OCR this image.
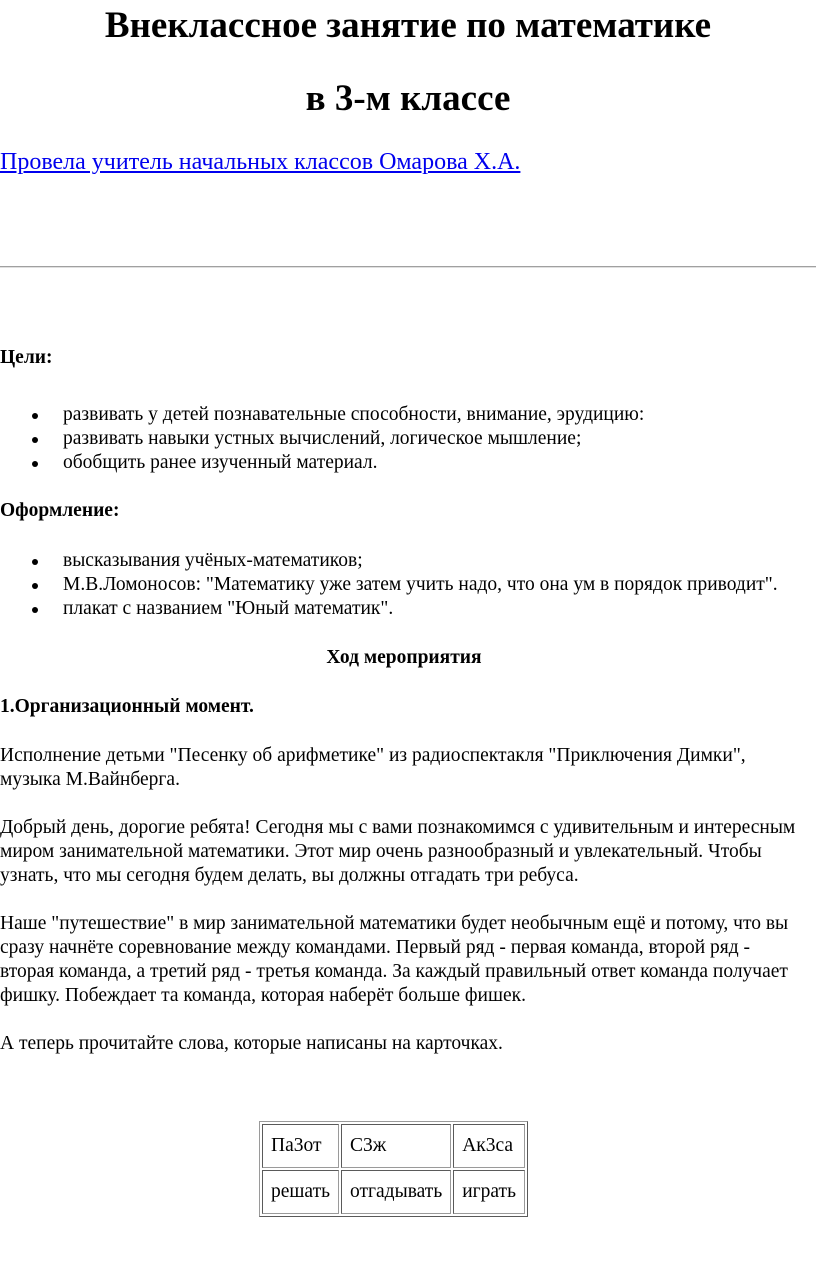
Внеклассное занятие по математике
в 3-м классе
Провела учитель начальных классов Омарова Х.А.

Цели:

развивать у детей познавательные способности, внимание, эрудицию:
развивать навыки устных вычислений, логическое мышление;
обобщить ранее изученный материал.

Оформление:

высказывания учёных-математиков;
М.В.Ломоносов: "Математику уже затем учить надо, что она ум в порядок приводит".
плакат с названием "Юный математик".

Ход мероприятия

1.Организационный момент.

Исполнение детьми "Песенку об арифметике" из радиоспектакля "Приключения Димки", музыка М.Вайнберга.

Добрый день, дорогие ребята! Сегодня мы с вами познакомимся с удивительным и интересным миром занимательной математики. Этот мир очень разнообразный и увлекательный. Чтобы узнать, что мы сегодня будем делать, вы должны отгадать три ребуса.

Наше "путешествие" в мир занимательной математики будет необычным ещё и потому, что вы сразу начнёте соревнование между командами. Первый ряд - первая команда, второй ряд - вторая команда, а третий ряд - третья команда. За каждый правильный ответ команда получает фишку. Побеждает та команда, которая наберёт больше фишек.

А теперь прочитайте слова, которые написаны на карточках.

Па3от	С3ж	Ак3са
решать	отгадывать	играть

> GIVEN PROBLEM
Reproduce the entries exactly. Do not carry over any picture.

> RESPONSE TO THE EXERCISE
OCR this image.
Внеклассное занятие по математике
в 3-м классе
Провела учитель начальных классов Омарова Х.А.

Цели:

развивать у детей познавательные способности, внимание, эрудицию:
развивать навыки устных вычислений, логическое мышление;
обобщить ранее изученный материал.

Оформление:

высказывания учёных-математиков;
М.В.Ломоносов: "Математику уже затем учить надо, что она ум в порядок приводит".
плакат с названием "Юный математик".

Ход мероприятия

1.Организационный момент.

Исполнение детьми "Песенку об арифметике" из радиоспектакля "Приключения Димки", музыка М.Вайнберга.

Добрый день, дорогие ребята! Сегодня мы с вами познакомимся с удивительным и интересным миром занимательной математики. Этот мир очень разнообразный и увлекательный. Чтобы узнать, что мы сегодня будем делать, вы должны отгадать три ребуса.

Наше "путешествие" в мир занимательной математики будет необычным ещё и потому, что вы сразу начнёте соревнование между командами. Первый ряд - первая команда, второй ряд - вторая команда, а третий ряд - третья команда. За каждый правильный ответ команда получает фишку. Побеждает та команда, которая наберёт больше фишек.

А теперь прочитайте слова, которые написаны на карточках.

Па3от	С3ж	Ак3са
решать	отгадывать	играть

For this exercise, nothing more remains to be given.